▸ Exercise description
Return each entry unchanged.

▸ Supplied material
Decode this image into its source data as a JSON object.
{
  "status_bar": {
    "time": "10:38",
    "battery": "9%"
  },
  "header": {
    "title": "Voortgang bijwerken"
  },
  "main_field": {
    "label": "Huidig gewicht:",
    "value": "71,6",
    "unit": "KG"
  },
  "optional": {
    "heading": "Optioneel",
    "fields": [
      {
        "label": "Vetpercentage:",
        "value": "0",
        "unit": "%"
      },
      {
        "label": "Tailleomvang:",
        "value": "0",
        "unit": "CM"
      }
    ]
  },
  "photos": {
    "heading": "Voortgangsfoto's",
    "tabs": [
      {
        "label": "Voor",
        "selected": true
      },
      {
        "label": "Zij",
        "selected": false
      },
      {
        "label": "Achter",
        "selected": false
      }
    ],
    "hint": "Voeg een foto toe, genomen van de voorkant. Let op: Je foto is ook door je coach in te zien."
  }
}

▸ Exercise solution
Decode this image into its source data as a JSON object.
{
  "status_bar": {
    "time": "10:38",
    "battery": "9%"
  },
  "header": {
    "title": "Voortgang bijwerken"
  },
  "main_field": {
    "label": "Huidig gewicht:",
    "value": "71,6",
    "unit": "KG"
  },
  "optional": {
    "heading": "Optioneel",
    "fields": [
      {
        "label": "Vetpercentage:",
        "value": "0",
        "unit": "%"
      },
      {
        "label": "Tailleomvang:",
        "value": "0",
        "unit": "CM"
      }
    ]
  },
  "photos": {
    "heading": "Voortgangsfoto's",
    "tabs": [
      {
        "label": "Voor",
        "selected": true
      },
      {
        "label": "Zij",
        "selected": false
      },
      {
        "label": "Achter",
        "selected": false
      }
    ],
    "hint": "Voeg een foto toe, genomen van de voorkant. Let op: Je foto is ook door je coach in te zien."
  }
}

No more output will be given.